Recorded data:
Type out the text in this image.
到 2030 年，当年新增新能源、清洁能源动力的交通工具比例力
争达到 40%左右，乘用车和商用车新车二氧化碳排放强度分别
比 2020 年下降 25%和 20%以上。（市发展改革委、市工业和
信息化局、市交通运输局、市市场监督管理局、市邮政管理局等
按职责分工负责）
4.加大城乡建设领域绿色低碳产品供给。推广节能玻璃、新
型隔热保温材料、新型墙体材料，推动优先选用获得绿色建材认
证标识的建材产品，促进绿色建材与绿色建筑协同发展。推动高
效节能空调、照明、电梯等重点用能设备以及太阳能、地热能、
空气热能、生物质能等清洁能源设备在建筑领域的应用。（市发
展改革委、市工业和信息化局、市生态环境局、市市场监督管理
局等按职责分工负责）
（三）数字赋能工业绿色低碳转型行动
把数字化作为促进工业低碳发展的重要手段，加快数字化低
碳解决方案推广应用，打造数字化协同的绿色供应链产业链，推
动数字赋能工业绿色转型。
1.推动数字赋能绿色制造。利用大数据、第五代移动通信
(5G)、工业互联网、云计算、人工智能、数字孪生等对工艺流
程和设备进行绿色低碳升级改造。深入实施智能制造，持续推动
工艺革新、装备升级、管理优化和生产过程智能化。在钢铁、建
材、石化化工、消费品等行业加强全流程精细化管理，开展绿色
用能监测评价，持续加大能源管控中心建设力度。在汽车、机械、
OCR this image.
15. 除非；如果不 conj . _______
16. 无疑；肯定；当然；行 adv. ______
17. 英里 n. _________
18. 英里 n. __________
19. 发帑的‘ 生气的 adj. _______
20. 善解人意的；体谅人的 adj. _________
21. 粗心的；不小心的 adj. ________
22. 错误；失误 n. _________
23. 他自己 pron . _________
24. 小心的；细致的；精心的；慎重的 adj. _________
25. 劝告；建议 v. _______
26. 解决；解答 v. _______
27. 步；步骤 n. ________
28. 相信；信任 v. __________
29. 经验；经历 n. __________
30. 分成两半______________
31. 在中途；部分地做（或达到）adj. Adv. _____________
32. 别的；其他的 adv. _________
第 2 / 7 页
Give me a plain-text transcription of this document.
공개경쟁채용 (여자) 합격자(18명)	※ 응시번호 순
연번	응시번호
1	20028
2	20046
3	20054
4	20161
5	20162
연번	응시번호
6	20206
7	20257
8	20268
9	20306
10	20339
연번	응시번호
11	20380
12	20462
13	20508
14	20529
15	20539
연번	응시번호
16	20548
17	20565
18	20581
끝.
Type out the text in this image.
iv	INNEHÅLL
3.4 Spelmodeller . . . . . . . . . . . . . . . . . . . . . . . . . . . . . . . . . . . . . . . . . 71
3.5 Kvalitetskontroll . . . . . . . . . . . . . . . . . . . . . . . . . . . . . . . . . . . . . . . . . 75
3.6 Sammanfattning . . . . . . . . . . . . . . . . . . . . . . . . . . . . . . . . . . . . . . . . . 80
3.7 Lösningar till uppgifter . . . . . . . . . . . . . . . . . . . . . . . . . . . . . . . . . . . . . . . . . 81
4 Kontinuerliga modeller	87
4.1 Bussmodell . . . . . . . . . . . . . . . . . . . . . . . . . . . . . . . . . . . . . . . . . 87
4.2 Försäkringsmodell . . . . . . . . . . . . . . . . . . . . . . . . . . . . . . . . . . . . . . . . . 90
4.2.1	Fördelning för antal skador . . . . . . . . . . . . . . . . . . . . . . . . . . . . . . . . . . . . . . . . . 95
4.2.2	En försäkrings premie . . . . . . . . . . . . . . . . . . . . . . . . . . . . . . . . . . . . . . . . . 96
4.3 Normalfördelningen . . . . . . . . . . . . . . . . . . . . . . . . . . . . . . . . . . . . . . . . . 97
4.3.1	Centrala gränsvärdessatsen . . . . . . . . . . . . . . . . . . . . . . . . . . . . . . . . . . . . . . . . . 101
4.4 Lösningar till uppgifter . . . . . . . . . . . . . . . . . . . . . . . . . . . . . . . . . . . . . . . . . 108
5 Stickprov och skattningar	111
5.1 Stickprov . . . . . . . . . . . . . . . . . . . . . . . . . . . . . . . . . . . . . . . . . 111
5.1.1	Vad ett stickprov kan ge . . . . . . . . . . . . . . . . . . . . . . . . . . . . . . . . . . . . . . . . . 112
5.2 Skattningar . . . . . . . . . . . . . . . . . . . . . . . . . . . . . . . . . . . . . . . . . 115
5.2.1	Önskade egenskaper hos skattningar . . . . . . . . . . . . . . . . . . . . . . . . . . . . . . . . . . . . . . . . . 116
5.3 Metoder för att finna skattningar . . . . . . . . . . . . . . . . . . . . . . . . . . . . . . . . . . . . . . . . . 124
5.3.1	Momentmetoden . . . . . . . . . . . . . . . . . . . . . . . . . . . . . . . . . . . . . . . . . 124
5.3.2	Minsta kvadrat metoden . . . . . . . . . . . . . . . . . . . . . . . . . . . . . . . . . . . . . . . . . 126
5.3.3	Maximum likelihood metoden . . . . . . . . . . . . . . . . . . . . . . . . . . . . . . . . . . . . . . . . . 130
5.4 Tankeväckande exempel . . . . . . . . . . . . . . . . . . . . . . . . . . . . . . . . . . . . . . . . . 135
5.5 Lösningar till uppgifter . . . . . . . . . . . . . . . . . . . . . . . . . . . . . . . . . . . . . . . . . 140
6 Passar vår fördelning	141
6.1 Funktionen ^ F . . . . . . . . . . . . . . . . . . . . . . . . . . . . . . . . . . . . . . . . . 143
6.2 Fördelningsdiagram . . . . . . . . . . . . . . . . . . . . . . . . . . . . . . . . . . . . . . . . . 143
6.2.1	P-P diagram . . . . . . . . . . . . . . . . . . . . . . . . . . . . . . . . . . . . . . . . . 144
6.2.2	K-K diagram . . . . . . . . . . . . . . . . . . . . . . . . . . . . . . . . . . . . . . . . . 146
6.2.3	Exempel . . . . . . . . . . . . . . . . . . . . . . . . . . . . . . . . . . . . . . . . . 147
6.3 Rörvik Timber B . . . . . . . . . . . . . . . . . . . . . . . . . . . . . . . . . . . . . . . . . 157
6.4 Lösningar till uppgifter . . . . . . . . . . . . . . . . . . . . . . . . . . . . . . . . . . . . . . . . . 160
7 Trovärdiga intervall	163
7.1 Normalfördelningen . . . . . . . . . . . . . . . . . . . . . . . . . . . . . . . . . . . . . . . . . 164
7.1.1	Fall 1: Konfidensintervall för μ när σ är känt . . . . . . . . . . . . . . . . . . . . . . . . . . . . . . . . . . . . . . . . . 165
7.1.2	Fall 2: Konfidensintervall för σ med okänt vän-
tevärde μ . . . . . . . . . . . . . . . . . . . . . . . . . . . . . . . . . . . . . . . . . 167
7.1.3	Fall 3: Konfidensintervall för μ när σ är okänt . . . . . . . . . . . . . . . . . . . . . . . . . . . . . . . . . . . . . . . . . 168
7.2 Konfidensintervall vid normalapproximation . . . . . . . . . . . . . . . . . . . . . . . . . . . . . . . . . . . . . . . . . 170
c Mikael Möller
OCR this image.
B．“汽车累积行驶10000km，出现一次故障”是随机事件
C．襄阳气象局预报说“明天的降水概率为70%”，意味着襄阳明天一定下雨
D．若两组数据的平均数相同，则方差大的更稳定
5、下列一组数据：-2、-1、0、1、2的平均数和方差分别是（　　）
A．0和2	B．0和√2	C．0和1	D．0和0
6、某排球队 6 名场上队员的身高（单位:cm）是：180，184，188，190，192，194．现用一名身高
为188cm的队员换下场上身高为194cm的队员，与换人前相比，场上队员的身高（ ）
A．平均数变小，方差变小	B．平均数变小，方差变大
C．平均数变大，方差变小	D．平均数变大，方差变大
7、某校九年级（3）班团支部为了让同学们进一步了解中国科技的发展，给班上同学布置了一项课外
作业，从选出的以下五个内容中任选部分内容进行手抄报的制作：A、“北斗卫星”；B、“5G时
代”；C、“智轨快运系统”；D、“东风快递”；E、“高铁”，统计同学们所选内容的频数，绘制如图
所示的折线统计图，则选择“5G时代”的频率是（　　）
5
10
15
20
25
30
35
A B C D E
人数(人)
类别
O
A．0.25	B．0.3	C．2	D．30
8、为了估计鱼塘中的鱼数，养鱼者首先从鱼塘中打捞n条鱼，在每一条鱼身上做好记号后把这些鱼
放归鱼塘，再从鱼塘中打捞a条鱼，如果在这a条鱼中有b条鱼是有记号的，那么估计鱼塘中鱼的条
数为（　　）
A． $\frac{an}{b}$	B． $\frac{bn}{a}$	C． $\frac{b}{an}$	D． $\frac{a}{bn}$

INSTRUCTION:
From the records above, pull out every line containing the word "Fall".

RESULT OF THE TASK:
7.1.1	Fall 1: Konfidensintervall för μ när σ är känt . . . . . . . . . . . . . . . . . . . . . . . . . . . . . . . . . . . . . . . . . 165
7.1.2	Fall 2: Konfidensintervall för σ med okänt vän-
7.1.3	Fall 3: Konfidensintervall för μ när σ är okänt . . . . . . . . . . . . . . . . . . . . . . . . . . . . . . . . . . . . . . . . . 168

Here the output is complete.